Source:

This isn’t the first time advertisers have threatened to read our minds. In the 1950s, there was a scandal over subliminal advertising. Both government and private regulators reacted swiftly to the prospect of subliminal ads. In the midst of the Cold War, they were concerned about Madison Avenue installing its own Manchurian candidates in the grocery story aisle.
By contrast, today’s neuromarketing techniques are completely unregulated. Likely candidates for restraining the neuromarketers—the Federal Trade Commission and institutional review boards—have abdicated their supervisory role.
Neuroscience offers some wonderful possibilities. In time, fact-finders may be able to assess and compensate pain and suffering in personal injury cases with more accuracy. Neural evidence of the drivers of criminal behavior may counsel different, more humane understandings of criminal responsibility.
But neuroscience, when leveraged in service of commercial appeals, also has the potential to subvert democratic values and aid discriminatory impulses. Long before neural scanning was possible, advertisers came under fire for ad campaigns insensitive to race, gender, and sexual identity. In the absence of an actual dialogue with consumers, there is an even greater likelihood that marketers will tailor their messages to some of our worst, most intolerant instincts.
An intricate ecosystem of laws, regulatory agencies, legal actors, and social and cultural norms exist to determine advertising’s proper role. A series of historical battles over marketing innovations formed this ecosystem. What this book suggests is that the ecosystem has remained static when it needs to dynamically respond to a series of new technological threats.

Dataset entries:
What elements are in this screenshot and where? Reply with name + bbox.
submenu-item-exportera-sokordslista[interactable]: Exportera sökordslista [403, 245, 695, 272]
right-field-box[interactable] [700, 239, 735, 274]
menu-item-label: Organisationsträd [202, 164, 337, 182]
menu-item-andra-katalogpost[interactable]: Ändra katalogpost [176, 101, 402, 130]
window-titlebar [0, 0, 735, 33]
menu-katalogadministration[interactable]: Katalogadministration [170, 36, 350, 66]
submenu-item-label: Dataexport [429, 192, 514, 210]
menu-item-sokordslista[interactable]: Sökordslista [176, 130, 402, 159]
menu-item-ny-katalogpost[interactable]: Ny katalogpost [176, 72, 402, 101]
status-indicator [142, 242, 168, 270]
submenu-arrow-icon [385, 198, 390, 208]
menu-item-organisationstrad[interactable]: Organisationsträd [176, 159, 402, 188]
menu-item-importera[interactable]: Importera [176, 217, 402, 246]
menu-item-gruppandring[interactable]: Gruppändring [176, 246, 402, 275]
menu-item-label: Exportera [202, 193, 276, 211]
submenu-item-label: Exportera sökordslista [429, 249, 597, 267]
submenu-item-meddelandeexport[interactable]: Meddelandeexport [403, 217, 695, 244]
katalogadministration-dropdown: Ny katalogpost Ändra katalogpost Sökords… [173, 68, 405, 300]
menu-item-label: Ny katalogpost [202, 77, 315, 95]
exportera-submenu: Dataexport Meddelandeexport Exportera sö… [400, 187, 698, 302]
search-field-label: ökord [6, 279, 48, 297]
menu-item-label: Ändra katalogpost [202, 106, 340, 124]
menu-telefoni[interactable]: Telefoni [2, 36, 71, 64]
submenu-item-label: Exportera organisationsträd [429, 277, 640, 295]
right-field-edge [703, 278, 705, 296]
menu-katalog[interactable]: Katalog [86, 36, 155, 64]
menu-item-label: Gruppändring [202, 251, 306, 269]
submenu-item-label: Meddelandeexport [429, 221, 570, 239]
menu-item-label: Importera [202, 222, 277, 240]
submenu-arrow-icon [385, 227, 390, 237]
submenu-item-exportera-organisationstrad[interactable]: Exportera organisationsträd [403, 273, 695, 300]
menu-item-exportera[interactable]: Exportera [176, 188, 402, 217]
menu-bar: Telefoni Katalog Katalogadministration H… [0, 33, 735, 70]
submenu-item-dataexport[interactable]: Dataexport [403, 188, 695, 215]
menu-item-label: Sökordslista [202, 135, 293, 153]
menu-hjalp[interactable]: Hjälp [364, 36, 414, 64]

Work to complete:
A. Answer these questions from the neuromarketing passage:
(i) In which decade did the scandal over subliminal advertising occur?
(ii) Which two bodies are named as likely candidates for restraining the neuromarketers?
(iii) What formed the ecosystem that determines advertising's proper role?
B. Reproduce the rows word for word, starting from their first line and ending with the line containing "submenu-arrow-icon [385, 198, 390, 208]", with both ends included.
The rows have no connection to the neuromarketing passage.

Solutions by task:
A.
(i) The 1950s.
(ii) The Federal Trade Commission and institutional review boards.
(iii) A series of historical battles over marketing innovations.

B.
What elements are in this screenshot and where? Reply with name + bbox.
submenu-item-exportera-sokordslista[interactable]: Exportera sökordslista [403, 245, 695, 272]
right-field-box[interactable] [700, 239, 735, 274]
menu-item-label: Organisationsträd [202, 164, 337, 182]
menu-item-andra-katalogpost[interactable]: Ändra katalogpost [176, 101, 402, 130]
window-titlebar [0, 0, 735, 33]
menu-katalogadministration[interactable]: Katalogadministration [170, 36, 350, 66]
submenu-item-label: Dataexport [429, 192, 514, 210]
menu-item-sokordslista[interactable]: Sökordslista [176, 130, 402, 159]
menu-item-ny-katalogpost[interactable]: Ny katalogpost [176, 72, 402, 101]
status-indicator [142, 242, 168, 270]
submenu-arrow-icon [385, 198, 390, 208]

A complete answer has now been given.